Dataset items
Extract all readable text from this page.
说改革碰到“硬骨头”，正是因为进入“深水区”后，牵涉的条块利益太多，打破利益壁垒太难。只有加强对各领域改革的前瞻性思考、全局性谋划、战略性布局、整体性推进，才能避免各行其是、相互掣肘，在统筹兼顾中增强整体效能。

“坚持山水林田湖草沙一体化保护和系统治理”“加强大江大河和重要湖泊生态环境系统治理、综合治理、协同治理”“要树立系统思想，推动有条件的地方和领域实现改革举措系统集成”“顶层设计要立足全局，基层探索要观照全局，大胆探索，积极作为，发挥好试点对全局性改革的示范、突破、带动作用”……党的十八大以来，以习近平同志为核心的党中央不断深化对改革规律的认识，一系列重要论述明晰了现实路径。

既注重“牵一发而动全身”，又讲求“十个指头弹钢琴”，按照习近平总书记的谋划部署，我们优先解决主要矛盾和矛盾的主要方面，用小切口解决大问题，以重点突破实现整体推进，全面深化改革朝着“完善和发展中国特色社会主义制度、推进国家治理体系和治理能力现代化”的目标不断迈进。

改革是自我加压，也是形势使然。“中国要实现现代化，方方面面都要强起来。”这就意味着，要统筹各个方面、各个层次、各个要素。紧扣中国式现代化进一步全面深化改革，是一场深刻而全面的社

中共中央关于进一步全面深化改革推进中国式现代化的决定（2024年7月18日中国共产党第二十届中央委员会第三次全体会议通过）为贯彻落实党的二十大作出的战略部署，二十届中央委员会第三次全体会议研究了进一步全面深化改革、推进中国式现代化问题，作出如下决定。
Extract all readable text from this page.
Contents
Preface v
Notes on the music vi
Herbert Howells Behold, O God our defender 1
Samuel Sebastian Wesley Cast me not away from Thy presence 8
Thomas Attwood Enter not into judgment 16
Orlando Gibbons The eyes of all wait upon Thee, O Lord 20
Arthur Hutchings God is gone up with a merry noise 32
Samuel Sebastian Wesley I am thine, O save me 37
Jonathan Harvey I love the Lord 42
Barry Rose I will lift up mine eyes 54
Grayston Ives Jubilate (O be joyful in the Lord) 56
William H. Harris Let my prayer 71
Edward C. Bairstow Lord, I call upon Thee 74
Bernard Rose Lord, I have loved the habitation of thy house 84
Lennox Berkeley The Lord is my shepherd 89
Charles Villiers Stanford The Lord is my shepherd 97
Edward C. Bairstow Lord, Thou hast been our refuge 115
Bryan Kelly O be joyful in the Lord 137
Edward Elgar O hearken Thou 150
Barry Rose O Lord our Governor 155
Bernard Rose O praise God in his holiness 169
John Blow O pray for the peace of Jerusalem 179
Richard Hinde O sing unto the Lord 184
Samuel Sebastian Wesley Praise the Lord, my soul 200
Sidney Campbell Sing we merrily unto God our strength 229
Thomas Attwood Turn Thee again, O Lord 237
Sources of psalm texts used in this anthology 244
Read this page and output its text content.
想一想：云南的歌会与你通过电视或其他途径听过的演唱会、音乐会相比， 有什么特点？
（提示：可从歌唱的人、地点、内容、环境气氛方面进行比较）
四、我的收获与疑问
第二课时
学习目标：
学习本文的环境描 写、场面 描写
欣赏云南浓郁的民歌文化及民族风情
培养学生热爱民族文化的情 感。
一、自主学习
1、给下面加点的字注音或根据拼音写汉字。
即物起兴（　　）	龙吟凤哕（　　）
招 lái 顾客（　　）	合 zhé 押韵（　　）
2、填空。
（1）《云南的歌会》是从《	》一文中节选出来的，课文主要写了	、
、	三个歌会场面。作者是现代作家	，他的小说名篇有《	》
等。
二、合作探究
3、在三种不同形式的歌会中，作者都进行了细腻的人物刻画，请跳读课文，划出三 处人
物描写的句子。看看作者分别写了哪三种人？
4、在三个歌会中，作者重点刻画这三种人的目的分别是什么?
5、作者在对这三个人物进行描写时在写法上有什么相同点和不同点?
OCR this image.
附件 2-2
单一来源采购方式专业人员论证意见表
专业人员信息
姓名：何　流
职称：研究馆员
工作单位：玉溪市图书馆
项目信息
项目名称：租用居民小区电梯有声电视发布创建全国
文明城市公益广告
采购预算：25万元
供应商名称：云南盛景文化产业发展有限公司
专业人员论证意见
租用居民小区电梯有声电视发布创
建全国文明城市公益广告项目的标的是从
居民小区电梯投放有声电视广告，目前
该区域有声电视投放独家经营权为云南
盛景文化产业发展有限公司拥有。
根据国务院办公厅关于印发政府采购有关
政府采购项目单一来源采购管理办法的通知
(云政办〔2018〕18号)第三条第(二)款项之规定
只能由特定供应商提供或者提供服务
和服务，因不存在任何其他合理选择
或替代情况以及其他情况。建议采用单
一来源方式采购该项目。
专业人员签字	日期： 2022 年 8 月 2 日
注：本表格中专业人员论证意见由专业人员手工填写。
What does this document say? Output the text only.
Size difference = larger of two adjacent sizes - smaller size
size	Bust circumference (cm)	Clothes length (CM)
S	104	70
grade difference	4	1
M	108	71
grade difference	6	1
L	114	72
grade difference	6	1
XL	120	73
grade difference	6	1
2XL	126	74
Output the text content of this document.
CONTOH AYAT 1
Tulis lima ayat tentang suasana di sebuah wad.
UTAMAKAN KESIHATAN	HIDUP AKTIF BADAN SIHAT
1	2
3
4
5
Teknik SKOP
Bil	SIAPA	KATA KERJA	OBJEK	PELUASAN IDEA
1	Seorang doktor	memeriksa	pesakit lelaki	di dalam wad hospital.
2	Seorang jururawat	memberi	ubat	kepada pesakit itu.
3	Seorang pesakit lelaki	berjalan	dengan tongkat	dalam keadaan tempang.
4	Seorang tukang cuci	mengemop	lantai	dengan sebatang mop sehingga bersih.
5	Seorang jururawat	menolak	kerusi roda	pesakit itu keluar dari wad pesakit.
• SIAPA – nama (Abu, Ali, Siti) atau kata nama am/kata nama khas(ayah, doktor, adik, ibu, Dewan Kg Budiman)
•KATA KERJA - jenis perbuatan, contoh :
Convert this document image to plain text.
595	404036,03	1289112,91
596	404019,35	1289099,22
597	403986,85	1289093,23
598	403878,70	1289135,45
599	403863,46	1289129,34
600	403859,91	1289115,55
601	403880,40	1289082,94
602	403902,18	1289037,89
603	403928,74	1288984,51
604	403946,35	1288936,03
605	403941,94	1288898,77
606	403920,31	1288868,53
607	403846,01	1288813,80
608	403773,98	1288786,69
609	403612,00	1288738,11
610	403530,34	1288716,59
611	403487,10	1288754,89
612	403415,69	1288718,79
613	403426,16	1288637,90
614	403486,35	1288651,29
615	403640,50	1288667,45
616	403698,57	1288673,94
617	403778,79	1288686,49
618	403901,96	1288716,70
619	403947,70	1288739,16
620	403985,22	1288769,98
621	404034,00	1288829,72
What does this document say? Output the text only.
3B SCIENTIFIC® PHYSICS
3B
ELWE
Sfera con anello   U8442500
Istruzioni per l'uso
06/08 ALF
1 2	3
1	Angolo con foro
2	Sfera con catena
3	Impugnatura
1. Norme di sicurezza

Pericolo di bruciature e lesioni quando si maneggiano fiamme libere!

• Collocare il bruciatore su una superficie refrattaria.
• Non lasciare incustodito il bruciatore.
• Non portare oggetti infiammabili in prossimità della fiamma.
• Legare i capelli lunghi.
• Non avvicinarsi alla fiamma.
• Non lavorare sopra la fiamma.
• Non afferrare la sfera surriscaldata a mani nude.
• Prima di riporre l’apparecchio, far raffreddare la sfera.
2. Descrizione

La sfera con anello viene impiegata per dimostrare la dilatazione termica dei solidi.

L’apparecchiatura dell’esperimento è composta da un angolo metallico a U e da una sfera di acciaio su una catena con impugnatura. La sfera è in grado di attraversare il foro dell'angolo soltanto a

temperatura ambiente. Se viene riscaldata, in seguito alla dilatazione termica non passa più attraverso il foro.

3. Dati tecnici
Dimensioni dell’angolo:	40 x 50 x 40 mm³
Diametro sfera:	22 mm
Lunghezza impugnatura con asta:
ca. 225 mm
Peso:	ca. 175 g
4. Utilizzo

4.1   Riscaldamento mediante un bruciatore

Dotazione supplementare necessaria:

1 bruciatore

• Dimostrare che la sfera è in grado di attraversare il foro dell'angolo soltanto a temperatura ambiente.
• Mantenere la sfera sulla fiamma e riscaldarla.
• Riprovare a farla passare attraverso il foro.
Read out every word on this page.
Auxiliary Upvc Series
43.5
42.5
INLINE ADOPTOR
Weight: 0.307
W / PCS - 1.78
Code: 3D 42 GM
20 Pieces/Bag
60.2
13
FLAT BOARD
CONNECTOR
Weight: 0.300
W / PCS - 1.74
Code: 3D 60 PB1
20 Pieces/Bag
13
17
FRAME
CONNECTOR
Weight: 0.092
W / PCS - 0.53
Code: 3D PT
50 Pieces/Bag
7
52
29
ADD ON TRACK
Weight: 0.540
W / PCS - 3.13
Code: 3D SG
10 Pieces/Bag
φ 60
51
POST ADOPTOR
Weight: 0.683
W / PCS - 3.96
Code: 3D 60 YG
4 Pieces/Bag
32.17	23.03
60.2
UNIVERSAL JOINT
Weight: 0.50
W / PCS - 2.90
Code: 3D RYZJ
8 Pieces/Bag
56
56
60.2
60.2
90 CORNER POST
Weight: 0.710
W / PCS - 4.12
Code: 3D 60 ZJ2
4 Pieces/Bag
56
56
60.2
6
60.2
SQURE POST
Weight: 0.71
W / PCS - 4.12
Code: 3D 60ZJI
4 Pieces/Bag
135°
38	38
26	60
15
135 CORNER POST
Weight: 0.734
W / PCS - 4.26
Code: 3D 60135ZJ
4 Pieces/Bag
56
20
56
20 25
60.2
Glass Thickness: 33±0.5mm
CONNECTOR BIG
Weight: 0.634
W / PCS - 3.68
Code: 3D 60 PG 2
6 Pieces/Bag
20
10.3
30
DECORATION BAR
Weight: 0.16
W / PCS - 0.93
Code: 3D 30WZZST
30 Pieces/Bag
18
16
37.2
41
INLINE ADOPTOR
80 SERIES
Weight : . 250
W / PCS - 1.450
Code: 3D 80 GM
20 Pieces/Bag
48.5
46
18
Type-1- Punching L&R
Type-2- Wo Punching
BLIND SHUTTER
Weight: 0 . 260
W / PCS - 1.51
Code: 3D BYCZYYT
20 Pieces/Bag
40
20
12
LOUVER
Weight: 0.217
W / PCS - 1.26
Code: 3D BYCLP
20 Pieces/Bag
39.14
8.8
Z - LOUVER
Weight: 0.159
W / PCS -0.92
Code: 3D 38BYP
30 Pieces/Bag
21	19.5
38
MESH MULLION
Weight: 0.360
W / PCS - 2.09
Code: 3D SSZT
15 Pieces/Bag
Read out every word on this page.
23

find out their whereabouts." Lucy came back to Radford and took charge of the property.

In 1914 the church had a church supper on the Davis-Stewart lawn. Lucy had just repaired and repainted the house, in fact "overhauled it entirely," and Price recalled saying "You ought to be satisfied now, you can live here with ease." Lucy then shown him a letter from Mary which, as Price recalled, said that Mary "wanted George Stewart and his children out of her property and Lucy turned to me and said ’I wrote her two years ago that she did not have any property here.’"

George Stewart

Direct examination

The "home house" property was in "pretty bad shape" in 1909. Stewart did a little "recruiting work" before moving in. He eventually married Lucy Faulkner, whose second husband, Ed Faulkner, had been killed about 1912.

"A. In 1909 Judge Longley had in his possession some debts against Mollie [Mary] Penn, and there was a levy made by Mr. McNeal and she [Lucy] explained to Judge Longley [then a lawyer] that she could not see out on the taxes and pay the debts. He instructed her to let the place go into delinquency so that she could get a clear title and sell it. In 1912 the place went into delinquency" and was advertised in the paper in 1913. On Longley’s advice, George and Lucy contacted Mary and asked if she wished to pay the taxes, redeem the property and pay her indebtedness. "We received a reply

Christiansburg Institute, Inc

▶ WHAT IS ASKED
Copy every line of the listing that contains the word "doktor".

▶ ANSWER IN FULL
1	Seorang doktor	memeriksa	pesakit lelaki	di dalam wad hospital.
• SIAPA – nama (Abu, Ali, Siti) atau kata nama am/kata nama khas(ayah, doktor, adik, ibu, Dewan Kg Budiman)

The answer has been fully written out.